## THE TASK
Please reproduce the records word for word, from the very start down to and including the line that contains "intersection-aa[interactable] (1, 2, 39, 40)".

Element box annotations:
%%
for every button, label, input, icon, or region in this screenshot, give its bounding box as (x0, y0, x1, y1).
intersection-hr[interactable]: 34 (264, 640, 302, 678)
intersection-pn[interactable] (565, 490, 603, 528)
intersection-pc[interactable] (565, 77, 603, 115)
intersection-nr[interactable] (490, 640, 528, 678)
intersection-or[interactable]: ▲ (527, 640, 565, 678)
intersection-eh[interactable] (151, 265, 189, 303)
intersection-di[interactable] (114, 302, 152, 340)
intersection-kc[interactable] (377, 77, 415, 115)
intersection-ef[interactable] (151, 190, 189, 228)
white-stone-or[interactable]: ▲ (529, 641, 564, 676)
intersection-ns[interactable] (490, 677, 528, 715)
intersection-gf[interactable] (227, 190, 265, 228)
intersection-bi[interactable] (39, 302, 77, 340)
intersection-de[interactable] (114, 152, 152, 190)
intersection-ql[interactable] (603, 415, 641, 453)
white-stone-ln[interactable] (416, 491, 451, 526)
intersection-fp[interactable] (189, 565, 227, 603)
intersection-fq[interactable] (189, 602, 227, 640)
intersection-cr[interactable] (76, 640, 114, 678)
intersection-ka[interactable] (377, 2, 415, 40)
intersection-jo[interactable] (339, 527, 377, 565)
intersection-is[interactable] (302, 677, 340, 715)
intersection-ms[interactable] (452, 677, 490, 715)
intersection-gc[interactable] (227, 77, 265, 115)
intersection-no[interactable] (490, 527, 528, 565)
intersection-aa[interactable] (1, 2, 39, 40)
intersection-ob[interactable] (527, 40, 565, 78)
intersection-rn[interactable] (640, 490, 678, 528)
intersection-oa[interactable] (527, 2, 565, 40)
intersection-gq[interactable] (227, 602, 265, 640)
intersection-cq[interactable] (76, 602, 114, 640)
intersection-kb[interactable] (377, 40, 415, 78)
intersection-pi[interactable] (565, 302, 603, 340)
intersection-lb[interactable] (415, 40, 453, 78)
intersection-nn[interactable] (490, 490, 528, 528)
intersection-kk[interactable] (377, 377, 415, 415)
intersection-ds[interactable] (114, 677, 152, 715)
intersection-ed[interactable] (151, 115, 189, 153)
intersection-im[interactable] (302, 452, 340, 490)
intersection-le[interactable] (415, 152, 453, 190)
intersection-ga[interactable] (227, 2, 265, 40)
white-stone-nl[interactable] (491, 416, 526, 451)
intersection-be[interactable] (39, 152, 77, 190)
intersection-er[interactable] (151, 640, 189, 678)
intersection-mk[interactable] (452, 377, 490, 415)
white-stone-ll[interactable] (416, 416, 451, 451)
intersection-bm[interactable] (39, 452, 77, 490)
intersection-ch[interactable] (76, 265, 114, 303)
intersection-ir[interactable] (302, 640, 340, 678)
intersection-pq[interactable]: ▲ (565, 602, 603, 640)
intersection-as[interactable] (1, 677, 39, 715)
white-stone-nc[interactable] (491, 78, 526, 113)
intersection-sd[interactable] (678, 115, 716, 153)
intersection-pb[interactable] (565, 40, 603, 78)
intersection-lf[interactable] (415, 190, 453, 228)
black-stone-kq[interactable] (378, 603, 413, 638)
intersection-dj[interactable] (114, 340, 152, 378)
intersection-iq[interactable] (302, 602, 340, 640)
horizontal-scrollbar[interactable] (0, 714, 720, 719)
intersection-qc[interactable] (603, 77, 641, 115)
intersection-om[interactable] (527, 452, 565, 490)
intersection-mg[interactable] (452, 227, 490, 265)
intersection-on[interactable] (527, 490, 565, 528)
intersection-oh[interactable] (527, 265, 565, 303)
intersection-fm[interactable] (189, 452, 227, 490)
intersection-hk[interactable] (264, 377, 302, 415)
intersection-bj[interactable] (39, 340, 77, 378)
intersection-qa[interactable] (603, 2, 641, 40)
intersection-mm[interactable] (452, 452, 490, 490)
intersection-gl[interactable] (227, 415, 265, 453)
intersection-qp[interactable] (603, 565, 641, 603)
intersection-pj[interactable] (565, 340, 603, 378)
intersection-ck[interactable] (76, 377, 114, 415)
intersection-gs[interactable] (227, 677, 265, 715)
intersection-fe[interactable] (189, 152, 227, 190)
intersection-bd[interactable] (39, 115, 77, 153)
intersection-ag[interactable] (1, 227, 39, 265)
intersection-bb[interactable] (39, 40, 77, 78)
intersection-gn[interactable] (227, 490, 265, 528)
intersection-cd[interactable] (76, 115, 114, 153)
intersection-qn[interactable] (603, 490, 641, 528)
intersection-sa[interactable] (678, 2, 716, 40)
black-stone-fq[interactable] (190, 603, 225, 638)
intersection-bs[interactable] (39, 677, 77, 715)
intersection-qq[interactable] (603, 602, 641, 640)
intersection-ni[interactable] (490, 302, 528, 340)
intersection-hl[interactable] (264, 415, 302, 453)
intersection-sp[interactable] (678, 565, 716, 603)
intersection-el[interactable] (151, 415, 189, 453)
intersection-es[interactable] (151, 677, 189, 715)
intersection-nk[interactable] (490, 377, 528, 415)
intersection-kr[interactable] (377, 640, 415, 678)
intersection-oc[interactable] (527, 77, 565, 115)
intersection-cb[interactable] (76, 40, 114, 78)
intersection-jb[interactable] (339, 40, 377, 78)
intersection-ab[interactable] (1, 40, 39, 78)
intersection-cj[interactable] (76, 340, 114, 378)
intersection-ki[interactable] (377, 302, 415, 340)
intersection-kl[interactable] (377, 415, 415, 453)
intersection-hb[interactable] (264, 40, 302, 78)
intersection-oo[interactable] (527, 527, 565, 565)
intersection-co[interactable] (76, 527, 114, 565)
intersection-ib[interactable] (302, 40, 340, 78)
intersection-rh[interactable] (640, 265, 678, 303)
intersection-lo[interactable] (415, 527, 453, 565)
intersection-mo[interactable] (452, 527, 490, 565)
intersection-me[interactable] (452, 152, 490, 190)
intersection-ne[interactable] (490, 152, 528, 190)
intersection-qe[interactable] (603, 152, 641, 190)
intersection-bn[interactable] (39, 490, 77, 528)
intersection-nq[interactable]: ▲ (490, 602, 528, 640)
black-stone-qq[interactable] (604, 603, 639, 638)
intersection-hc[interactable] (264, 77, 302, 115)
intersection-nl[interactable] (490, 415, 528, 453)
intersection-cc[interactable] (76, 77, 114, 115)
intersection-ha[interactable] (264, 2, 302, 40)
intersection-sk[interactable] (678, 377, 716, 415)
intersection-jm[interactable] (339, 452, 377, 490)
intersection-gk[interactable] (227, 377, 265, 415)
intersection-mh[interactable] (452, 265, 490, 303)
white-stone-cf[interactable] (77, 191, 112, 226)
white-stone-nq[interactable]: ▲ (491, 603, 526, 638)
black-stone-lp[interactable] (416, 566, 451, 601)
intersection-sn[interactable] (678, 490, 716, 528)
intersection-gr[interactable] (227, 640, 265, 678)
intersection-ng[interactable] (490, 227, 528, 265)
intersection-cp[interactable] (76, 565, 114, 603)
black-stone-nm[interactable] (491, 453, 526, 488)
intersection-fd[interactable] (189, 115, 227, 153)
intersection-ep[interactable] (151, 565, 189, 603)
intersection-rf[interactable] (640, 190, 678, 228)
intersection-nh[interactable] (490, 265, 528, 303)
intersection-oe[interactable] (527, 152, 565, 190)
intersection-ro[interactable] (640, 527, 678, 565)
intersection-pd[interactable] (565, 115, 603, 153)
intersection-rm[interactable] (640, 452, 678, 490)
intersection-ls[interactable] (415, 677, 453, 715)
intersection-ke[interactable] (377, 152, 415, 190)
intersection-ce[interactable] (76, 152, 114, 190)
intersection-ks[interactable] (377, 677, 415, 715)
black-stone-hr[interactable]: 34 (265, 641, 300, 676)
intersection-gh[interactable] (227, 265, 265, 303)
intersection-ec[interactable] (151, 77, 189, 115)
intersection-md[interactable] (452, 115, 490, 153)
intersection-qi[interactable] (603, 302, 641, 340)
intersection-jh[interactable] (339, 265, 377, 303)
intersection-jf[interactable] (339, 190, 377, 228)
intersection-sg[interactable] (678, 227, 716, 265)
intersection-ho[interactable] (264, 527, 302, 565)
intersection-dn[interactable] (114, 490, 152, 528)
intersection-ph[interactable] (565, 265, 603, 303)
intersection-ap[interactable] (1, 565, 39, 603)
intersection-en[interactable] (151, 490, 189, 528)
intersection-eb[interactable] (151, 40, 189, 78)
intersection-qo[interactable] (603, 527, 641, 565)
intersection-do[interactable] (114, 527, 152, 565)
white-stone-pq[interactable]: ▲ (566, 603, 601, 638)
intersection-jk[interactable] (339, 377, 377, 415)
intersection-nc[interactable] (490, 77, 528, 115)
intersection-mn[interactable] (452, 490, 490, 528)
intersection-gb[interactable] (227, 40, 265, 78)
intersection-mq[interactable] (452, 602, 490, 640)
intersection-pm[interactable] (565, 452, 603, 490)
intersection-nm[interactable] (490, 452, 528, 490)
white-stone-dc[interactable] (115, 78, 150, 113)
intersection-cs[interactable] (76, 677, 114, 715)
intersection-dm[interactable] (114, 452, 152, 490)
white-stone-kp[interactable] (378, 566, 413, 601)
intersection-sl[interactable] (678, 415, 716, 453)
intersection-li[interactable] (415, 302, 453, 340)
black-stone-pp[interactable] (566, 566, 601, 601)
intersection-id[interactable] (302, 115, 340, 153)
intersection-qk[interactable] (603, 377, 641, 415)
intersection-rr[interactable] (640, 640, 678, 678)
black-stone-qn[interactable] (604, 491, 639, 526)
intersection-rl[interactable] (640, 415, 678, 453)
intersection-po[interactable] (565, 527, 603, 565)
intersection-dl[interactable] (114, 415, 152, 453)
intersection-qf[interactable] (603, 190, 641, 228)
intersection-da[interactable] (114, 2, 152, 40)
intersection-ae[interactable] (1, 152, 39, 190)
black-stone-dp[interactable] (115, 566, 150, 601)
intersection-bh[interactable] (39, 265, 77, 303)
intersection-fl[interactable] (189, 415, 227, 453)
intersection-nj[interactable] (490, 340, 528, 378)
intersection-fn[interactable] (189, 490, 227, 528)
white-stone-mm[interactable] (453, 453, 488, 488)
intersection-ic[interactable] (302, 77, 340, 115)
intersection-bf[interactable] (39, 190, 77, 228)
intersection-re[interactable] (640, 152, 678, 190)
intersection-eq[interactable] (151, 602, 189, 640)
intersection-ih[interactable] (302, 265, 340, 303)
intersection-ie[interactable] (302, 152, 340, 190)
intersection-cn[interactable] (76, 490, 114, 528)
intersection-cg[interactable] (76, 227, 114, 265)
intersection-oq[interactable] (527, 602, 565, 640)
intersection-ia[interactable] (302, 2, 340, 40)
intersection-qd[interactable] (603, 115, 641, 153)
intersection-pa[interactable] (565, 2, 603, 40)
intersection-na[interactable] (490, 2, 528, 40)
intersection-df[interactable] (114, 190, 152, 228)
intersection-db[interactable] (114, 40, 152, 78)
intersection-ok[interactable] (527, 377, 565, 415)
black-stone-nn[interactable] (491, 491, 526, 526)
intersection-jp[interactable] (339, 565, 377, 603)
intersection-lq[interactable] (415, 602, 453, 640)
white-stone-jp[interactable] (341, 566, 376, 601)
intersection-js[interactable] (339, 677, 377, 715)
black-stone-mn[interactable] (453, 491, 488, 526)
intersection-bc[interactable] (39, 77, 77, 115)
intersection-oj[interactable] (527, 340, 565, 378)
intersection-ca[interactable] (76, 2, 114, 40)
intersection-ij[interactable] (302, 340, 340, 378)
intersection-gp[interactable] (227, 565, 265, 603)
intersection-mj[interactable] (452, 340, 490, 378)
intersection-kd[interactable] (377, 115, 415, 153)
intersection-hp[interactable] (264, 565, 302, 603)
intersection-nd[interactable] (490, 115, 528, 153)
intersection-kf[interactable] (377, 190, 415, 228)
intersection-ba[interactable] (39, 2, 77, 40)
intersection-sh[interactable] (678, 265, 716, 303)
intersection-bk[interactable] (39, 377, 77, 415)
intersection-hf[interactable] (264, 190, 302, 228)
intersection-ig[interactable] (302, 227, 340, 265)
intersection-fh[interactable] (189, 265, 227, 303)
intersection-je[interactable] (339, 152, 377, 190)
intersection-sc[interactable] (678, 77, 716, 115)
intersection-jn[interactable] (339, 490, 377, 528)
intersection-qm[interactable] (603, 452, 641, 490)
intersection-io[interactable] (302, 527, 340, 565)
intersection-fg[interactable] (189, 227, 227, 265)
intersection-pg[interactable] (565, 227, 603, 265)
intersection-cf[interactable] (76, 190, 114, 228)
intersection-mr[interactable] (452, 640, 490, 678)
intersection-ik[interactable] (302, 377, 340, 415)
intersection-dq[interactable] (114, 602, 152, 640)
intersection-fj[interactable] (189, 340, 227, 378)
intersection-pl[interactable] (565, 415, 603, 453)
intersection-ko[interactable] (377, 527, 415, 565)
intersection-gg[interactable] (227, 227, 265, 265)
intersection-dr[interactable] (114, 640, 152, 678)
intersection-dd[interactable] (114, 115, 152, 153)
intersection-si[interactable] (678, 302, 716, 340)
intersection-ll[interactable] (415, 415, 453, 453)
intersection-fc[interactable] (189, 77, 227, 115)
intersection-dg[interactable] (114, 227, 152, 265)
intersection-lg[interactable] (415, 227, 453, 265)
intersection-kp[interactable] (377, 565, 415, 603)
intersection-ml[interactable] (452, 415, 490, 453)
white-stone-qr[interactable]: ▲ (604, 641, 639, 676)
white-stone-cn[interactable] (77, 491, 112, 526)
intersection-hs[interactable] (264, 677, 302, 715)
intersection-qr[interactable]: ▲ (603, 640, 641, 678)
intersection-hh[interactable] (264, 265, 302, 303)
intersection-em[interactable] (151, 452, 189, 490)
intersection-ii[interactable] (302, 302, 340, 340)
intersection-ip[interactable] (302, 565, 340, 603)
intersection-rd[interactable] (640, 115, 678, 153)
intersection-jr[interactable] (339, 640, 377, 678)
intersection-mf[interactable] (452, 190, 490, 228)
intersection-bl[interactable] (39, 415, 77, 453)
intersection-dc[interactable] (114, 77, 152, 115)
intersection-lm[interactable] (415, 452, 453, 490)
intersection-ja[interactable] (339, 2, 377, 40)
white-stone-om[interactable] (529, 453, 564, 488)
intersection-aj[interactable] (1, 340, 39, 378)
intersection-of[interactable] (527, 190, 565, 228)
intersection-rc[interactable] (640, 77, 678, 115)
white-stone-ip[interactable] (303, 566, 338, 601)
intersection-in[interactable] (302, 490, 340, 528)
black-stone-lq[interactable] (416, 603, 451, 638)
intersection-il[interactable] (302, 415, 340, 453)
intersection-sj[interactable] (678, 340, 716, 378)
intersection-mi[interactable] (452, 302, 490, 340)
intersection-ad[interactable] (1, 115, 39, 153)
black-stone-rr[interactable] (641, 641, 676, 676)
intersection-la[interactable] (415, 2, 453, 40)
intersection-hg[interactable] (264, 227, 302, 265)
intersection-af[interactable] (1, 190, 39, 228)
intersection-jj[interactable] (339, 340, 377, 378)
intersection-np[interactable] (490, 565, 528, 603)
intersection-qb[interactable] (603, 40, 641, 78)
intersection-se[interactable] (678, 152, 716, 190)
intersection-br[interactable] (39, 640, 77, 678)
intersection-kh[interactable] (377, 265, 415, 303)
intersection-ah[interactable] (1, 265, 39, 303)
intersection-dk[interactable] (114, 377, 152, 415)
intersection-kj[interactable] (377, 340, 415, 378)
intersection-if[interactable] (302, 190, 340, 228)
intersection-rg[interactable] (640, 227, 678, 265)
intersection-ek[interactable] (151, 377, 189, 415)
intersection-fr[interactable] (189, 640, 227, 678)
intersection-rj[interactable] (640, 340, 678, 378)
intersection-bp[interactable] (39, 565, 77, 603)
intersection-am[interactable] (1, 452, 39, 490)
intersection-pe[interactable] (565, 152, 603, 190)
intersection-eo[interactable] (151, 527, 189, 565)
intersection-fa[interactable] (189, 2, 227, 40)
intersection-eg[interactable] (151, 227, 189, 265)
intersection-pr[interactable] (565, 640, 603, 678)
%%
## OUTPUT OF THE TASK
for every button, label, input, icon, or region in this screenshot, give its bounding box as (x0, y0, x1, y1).
intersection-hr[interactable]: 34 (264, 640, 302, 678)
intersection-pn[interactable] (565, 490, 603, 528)
intersection-pc[interactable] (565, 77, 603, 115)
intersection-nr[interactable] (490, 640, 528, 678)
intersection-or[interactable]: ▲ (527, 640, 565, 678)
intersection-eh[interactable] (151, 265, 189, 303)
intersection-di[interactable] (114, 302, 152, 340)
intersection-kc[interactable] (377, 77, 415, 115)
intersection-ef[interactable] (151, 190, 189, 228)
white-stone-or[interactable]: ▲ (529, 641, 564, 676)
intersection-ns[interactable] (490, 677, 528, 715)
intersection-gf[interactable] (227, 190, 265, 228)
intersection-bi[interactable] (39, 302, 77, 340)
intersection-de[interactable] (114, 152, 152, 190)
intersection-ql[interactable] (603, 415, 641, 453)
white-stone-ln[interactable] (416, 491, 451, 526)
intersection-fp[interactable] (189, 565, 227, 603)
intersection-fq[interactable] (189, 602, 227, 640)
intersection-cr[interactable] (76, 640, 114, 678)
intersection-ka[interactable] (377, 2, 415, 40)
intersection-jo[interactable] (339, 527, 377, 565)
intersection-is[interactable] (302, 677, 340, 715)
intersection-ms[interactable] (452, 677, 490, 715)
intersection-gc[interactable] (227, 77, 265, 115)
intersection-no[interactable] (490, 527, 528, 565)
intersection-aa[interactable] (1, 2, 39, 40)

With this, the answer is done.